INSTRUCTIONS FOR THE TASK = Top to bottom, give the entries again exactly as written.

INFORMATION GIVEN =
--- START ---

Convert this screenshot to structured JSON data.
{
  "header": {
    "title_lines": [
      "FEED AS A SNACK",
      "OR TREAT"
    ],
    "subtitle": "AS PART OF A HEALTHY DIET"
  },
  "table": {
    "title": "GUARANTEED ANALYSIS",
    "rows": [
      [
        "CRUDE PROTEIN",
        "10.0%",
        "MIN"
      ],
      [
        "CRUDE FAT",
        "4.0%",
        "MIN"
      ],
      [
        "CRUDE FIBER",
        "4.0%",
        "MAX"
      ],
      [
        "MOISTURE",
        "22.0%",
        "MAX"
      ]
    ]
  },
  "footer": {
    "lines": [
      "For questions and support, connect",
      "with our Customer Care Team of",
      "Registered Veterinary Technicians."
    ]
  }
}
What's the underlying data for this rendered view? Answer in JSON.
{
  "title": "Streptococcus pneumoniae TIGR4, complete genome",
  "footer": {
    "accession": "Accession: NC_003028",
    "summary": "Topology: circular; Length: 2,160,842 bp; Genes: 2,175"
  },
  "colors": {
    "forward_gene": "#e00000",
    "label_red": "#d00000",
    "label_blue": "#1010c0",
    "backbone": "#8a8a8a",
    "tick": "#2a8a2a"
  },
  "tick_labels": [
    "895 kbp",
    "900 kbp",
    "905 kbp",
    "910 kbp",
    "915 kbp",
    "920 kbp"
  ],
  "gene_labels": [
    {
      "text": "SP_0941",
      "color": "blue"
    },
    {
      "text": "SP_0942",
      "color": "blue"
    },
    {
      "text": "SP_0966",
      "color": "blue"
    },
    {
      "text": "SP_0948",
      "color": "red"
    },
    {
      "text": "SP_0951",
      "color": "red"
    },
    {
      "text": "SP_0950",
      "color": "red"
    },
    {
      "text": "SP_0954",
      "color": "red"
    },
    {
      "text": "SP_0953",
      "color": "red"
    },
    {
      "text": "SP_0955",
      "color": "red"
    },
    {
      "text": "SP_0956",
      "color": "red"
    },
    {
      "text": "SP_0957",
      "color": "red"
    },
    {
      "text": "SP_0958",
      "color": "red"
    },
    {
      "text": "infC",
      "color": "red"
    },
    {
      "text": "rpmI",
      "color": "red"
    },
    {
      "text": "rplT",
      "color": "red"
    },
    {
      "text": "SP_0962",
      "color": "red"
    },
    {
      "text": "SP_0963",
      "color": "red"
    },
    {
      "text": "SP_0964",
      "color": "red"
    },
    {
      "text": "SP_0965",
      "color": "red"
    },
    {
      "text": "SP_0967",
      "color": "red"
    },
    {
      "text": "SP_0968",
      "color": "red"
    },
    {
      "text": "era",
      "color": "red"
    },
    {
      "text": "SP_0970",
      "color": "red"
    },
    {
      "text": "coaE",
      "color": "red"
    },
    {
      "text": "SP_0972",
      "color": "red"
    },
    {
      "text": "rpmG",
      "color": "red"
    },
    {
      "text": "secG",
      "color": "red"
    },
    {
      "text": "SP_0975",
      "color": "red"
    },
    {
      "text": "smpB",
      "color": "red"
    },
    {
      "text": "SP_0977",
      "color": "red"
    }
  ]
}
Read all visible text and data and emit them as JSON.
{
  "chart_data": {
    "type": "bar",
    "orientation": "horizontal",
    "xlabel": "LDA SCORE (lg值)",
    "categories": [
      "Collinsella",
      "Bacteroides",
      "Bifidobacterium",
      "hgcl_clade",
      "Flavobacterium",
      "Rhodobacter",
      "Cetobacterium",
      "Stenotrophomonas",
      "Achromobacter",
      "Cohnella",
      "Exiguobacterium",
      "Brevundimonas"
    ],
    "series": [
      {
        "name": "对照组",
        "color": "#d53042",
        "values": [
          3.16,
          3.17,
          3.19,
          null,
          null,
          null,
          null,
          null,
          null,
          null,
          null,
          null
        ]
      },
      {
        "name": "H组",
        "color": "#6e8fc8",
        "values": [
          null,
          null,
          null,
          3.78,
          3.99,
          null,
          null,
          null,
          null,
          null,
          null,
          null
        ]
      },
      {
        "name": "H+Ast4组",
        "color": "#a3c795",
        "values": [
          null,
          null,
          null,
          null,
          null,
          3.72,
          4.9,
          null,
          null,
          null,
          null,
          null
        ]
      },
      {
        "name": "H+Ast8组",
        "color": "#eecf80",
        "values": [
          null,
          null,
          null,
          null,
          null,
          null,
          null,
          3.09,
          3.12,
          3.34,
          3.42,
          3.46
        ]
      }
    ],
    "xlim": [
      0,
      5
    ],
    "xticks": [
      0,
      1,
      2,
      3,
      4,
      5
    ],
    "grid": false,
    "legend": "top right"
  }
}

--- END ---

OUTPUT OF THE TASK =
Convert this screenshot to structured JSON data.
{
  "header": {
    "title_lines": [
      "FEED AS A SNACK",
      "OR TREAT"
    ],
    "subtitle": "AS PART OF A HEALTHY DIET"
  },
  "table": {
    "title": "GUARANTEED ANALYSIS",
    "rows": [
      [
        "CRUDE PROTEIN",
        "10.0%",
        "MIN"
      ],
      [
        "CRUDE FAT",
        "4.0%",
        "MIN"
      ],
      [
        "CRUDE FIBER",
        "4.0%",
        "MAX"
      ],
      [
        "MOISTURE",
        "22.0%",
        "MAX"
      ]
    ]
  },
  "footer": {
    "lines": [
      "For questions and support, connect",
      "with our Customer Care Team of",
      "Registered Veterinary Technicians."
    ]
  }
}
What's the underlying data for this rendered view? Answer in JSON.
{
  "title": "Streptococcus pneumoniae TIGR4, complete genome",
  "footer": {
    "accession": "Accession: NC_003028",
    "summary": "Topology: circular; Length: 2,160,842 bp; Genes: 2,175"
  },
  "colors": {
    "forward_gene": "#e00000",
    "label_red": "#d00000",
    "label_blue": "#1010c0",
    "backbone": "#8a8a8a",
    "tick": "#2a8a2a"
  },
  "tick_labels": [
    "895 kbp",
    "900 kbp",
    "905 kbp",
    "910 kbp",
    "915 kbp",
    "920 kbp"
  ],
  "gene_labels": [
    {
      "text": "SP_0941",
      "color": "blue"
    },
    {
      "text": "SP_0942",
      "color": "blue"
    },
    {
      "text": "SP_0966",
      "color": "blue"
    },
    {
      "text": "SP_0948",
      "color": "red"
    },
    {
      "text": "SP_0951",
      "color": "red"
    },
    {
      "text": "SP_0950",
      "color": "red"
    },
    {
      "text": "SP_0954",
      "color": "red"
    },
    {
      "text": "SP_0953",
      "color": "red"
    },
    {
      "text": "SP_0955",
      "color": "red"
    },
    {
      "text": "SP_0956",
      "color": "red"
    },
    {
      "text": "SP_0957",
      "color": "red"
    },
    {
      "text": "SP_0958",
      "color": "red"
    },
    {
      "text": "infC",
      "color": "red"
    },
    {
      "text": "rpmI",
      "color": "red"
    },
    {
      "text": "rplT",
      "color": "red"
    },
    {
      "text": "SP_0962",
      "color": "red"
    },
    {
      "text": "SP_0963",
      "color": "red"
    },
    {
      "text": "SP_0964",
      "color": "red"
    },
    {
      "text": "SP_0965",
      "color": "red"
    },
    {
      "text": "SP_0967",
      "color": "red"
    },
    {
      "text": "SP_0968",
      "color": "red"
    },
    {
      "text": "era",
      "color": "red"
    },
    {
      "text": "SP_0970",
      "color": "red"
    },
    {
      "text": "coaE",
      "color": "red"
    },
    {
      "text": "SP_0972",
      "color": "red"
    },
    {
      "text": "rpmG",
      "color": "red"
    },
    {
      "text": "secG",
      "color": "red"
    },
    {
      "text": "SP_0975",
      "color": "red"
    },
    {
      "text": "smpB",
      "color": "red"
    },
    {
      "text": "SP_0977",
      "color": "red"
    }
  ]
}
Read all visible text and data and emit them as JSON.
{
  "chart_data": {
    "type": "bar",
    "orientation": "horizontal",
    "xlabel": "LDA SCORE (lg值)",
    "categories": [
      "Collinsella",
      "Bacteroides",
      "Bifidobacterium",
      "hgcl_clade",
      "Flavobacterium",
      "Rhodobacter",
      "Cetobacterium",
      "Stenotrophomonas",
      "Achromobacter",
      "Cohnella",
      "Exiguobacterium",
      "Brevundimonas"
    ],
    "series": [
      {
        "name": "对照组",
        "color": "#d53042",
        "values": [
          3.16,
          3.17,
          3.19,
          null,
          null,
          null,
          null,
          null,
          null,
          null,
          null,
          null
        ]
      },
      {
        "name": "H组",
        "color": "#6e8fc8",
        "values": [
          null,
          null,
          null,
          3.78,
          3.99,
          null,
          null,
          null,
          null,
          null,
          null,
          null
        ]
      },
      {
        "name": "H+Ast4组",
        "color": "#a3c795",
        "values": [
          null,
          null,
          null,
          null,
          null,
          3.72,
          4.9,
          null,
          null,
          null,
          null,
          null
        ]
      },
      {
        "name": "H+Ast8组",
        "color": "#eecf80",
        "values": [
          null,
          null,
          null,
          null,
          null,
          null,
          null,
          3.09,
          3.12,
          3.34,
          3.42,
          3.46
        ]
      }
    ],
    "xlim": [
      0,
      5
    ],
    "xticks": [
      0,
      1,
      2,
      3,
      4,
      5
    ],
    "grid": false,
    "legend": "top right"
  }
}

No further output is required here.